Collected data entries:

----

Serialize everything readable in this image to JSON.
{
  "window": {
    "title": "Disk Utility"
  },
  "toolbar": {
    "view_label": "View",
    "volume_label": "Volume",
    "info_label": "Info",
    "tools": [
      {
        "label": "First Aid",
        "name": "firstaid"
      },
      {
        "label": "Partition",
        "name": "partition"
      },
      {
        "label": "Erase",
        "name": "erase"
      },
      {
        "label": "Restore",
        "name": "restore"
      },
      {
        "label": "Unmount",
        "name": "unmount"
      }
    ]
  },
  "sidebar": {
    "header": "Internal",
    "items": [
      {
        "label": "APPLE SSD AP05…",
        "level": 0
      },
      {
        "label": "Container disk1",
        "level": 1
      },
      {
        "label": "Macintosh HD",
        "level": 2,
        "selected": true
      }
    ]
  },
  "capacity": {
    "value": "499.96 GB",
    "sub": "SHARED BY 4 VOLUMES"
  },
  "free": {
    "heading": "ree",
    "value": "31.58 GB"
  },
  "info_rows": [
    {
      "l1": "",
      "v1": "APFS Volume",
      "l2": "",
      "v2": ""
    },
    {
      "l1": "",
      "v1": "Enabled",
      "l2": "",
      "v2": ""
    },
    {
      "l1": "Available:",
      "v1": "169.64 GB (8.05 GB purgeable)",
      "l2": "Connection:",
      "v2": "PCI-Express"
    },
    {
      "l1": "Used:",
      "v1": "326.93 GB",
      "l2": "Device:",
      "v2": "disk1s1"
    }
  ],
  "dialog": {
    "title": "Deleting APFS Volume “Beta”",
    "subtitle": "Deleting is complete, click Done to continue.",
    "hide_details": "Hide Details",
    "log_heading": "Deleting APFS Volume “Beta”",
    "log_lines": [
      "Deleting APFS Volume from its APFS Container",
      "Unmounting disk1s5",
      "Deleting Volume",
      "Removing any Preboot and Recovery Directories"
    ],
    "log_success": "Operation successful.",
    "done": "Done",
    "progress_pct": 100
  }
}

----

In the listing, find each line with the string "Done" and copy it.

SOLUTION TO THIS EXERCISE:
    "subtitle": "Deleting is complete, click Done to continue.",
    "done": "Done",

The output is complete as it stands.